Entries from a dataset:
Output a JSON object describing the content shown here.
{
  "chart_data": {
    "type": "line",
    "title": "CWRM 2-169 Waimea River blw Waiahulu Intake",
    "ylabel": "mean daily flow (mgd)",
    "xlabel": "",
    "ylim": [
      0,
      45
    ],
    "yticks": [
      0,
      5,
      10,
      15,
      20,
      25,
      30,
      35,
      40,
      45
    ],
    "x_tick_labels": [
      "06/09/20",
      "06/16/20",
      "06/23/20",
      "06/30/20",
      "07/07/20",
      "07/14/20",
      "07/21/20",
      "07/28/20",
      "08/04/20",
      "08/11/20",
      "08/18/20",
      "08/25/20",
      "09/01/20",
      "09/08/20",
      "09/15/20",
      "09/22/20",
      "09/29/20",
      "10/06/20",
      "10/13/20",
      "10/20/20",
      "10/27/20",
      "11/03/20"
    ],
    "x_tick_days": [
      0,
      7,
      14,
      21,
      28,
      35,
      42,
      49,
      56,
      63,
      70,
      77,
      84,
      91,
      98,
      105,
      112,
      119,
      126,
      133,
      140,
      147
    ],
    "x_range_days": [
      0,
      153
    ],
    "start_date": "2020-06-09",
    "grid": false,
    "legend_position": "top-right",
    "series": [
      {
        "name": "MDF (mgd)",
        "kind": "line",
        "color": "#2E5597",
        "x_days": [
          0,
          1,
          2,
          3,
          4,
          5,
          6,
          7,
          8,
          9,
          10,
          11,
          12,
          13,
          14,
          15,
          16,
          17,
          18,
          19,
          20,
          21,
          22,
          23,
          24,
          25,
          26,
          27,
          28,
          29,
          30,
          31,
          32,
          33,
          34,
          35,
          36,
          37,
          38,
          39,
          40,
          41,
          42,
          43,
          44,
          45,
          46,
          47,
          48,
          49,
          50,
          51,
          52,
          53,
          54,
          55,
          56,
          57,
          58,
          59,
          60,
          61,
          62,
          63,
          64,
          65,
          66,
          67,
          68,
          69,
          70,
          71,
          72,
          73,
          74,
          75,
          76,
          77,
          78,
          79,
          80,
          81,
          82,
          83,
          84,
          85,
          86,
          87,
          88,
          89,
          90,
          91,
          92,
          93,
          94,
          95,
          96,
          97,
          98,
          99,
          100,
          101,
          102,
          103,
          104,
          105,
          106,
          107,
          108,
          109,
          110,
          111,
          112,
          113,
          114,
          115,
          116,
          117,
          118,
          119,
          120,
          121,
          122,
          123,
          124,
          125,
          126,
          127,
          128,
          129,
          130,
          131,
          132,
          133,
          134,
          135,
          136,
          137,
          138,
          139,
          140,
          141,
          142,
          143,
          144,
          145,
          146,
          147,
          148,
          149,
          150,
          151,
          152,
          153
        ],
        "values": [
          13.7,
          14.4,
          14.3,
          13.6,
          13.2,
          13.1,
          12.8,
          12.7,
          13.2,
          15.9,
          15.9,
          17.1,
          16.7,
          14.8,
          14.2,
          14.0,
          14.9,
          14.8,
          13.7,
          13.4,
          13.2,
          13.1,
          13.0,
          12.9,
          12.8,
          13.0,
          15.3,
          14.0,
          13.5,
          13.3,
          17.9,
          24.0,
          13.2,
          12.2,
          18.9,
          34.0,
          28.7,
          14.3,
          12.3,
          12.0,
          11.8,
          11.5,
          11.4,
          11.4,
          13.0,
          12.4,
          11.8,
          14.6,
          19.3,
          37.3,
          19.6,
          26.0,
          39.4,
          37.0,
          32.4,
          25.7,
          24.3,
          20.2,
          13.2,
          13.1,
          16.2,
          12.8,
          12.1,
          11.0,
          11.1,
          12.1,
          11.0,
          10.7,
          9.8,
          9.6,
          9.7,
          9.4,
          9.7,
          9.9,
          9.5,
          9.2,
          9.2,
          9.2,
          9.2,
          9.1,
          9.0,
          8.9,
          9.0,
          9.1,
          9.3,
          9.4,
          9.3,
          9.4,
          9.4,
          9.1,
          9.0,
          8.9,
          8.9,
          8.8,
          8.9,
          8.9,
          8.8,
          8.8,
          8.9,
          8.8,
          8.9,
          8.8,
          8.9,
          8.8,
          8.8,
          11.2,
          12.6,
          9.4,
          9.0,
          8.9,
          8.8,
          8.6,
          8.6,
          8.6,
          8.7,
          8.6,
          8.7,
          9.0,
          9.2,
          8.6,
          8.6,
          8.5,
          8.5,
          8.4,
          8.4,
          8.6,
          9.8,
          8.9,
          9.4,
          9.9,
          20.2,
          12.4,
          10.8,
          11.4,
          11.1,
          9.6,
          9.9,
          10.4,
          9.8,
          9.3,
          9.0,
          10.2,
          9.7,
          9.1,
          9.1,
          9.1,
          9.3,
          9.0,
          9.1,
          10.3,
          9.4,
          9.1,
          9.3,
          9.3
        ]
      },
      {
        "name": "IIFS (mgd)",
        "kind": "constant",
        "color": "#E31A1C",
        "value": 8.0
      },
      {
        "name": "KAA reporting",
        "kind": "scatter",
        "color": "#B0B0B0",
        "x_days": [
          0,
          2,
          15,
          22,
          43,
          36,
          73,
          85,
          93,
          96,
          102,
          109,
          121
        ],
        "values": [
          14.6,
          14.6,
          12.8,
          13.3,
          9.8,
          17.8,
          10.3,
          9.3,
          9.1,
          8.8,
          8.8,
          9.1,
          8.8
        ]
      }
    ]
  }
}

**What to work on:** Extract all of the data above and output it character for character.

**Reply:**
Output a JSON object describing the content shown here.
{
  "chart_data": {
    "type": "line",
    "title": "CWRM 2-169 Waimea River blw Waiahulu Intake",
    "ylabel": "mean daily flow (mgd)",
    "xlabel": "",
    "ylim": [
      0,
      45
    ],
    "yticks": [
      0,
      5,
      10,
      15,
      20,
      25,
      30,
      35,
      40,
      45
    ],
    "x_tick_labels": [
      "06/09/20",
      "06/16/20",
      "06/23/20",
      "06/30/20",
      "07/07/20",
      "07/14/20",
      "07/21/20",
      "07/28/20",
      "08/04/20",
      "08/11/20",
      "08/18/20",
      "08/25/20",
      "09/01/20",
      "09/08/20",
      "09/15/20",
      "09/22/20",
      "09/29/20",
      "10/06/20",
      "10/13/20",
      "10/20/20",
      "10/27/20",
      "11/03/20"
    ],
    "x_tick_days": [
      0,
      7,
      14,
      21,
      28,
      35,
      42,
      49,
      56,
      63,
      70,
      77,
      84,
      91,
      98,
      105,
      112,
      119,
      126,
      133,
      140,
      147
    ],
    "x_range_days": [
      0,
      153
    ],
    "start_date": "2020-06-09",
    "grid": false,
    "legend_position": "top-right",
    "series": [
      {
        "name": "MDF (mgd)",
        "kind": "line",
        "color": "#2E5597",
        "x_days": [
          0,
          1,
          2,
          3,
          4,
          5,
          6,
          7,
          8,
          9,
          10,
          11,
          12,
          13,
          14,
          15,
          16,
          17,
          18,
          19,
          20,
          21,
          22,
          23,
          24,
          25,
          26,
          27,
          28,
          29,
          30,
          31,
          32,
          33,
          34,
          35,
          36,
          37,
          38,
          39,
          40,
          41,
          42,
          43,
          44,
          45,
          46,
          47,
          48,
          49,
          50,
          51,
          52,
          53,
          54,
          55,
          56,
          57,
          58,
          59,
          60,
          61,
          62,
          63,
          64,
          65,
          66,
          67,
          68,
          69,
          70,
          71,
          72,
          73,
          74,
          75,
          76,
          77,
          78,
          79,
          80,
          81,
          82,
          83,
          84,
          85,
          86,
          87,
          88,
          89,
          90,
          91,
          92,
          93,
          94,
          95,
          96,
          97,
          98,
          99,
          100,
          101,
          102,
          103,
          104,
          105,
          106,
          107,
          108,
          109,
          110,
          111,
          112,
          113,
          114,
          115,
          116,
          117,
          118,
          119,
          120,
          121,
          122,
          123,
          124,
          125,
          126,
          127,
          128,
          129,
          130,
          131,
          132,
          133,
          134,
          135,
          136,
          137,
          138,
          139,
          140,
          141,
          142,
          143,
          144,
          145,
          146,
          147,
          148,
          149,
          150,
          151,
          152,
          153
        ],
        "values": [
          13.7,
          14.4,
          14.3,
          13.6,
          13.2,
          13.1,
          12.8,
          12.7,
          13.2,
          15.9,
          15.9,
          17.1,
          16.7,
          14.8,
          14.2,
          14.0,
          14.9,
          14.8,
          13.7,
          13.4,
          13.2,
          13.1,
          13.0,
          12.9,
          12.8,
          13.0,
          15.3,
          14.0,
          13.5,
          13.3,
          17.9,
          24.0,
          13.2,
          12.2,
          18.9,
          34.0,
          28.7,
          14.3,
          12.3,
          12.0,
          11.8,
          11.5,
          11.4,
          11.4,
          13.0,
          12.4,
          11.8,
          14.6,
          19.3,
          37.3,
          19.6,
          26.0,
          39.4,
          37.0,
          32.4,
          25.7,
          24.3,
          20.2,
          13.2,
          13.1,
          16.2,
          12.8,
          12.1,
          11.0,
          11.1,
          12.1,
          11.0,
          10.7,
          9.8,
          9.6,
          9.7,
          9.4,
          9.7,
          9.9,
          9.5,
          9.2,
          9.2,
          9.2,
          9.2,
          9.1,
          9.0,
          8.9,
          9.0,
          9.1,
          9.3,
          9.4,
          9.3,
          9.4,
          9.4,
          9.1,
          9.0,
          8.9,
          8.9,
          8.8,
          8.9,
          8.9,
          8.8,
          8.8,
          8.9,
          8.8,
          8.9,
          8.8,
          8.9,
          8.8,
          8.8,
          11.2,
          12.6,
          9.4,
          9.0,
          8.9,
          8.8,
          8.6,
          8.6,
          8.6,
          8.7,
          8.6,
          8.7,
          9.0,
          9.2,
          8.6,
          8.6,
          8.5,
          8.5,
          8.4,
          8.4,
          8.6,
          9.8,
          8.9,
          9.4,
          9.9,
          20.2,
          12.4,
          10.8,
          11.4,
          11.1,
          9.6,
          9.9,
          10.4,
          9.8,
          9.3,
          9.0,
          10.2,
          9.7,
          9.1,
          9.1,
          9.1,
          9.3,
          9.0,
          9.1,
          10.3,
          9.4,
          9.1,
          9.3,
          9.3
        ]
      },
      {
        "name": "IIFS (mgd)",
        "kind": "constant",
        "color": "#E31A1C",
        "value": 8.0
      },
      {
        "name": "KAA reporting",
        "kind": "scatter",
        "color": "#B0B0B0",
        "x_days": [
          0,
          2,
          15,
          22,
          43,
          36,
          73,
          85,
          93,
          96,
          102,
          109,
          121
        ],
        "values": [
          14.6,
          14.6,
          12.8,
          13.3,
          9.8,
          17.8,
          10.3,
          9.3,
          9.1,
          8.8,
          8.8,
          9.1,
          8.8
        ]
      }
    ]
  }
}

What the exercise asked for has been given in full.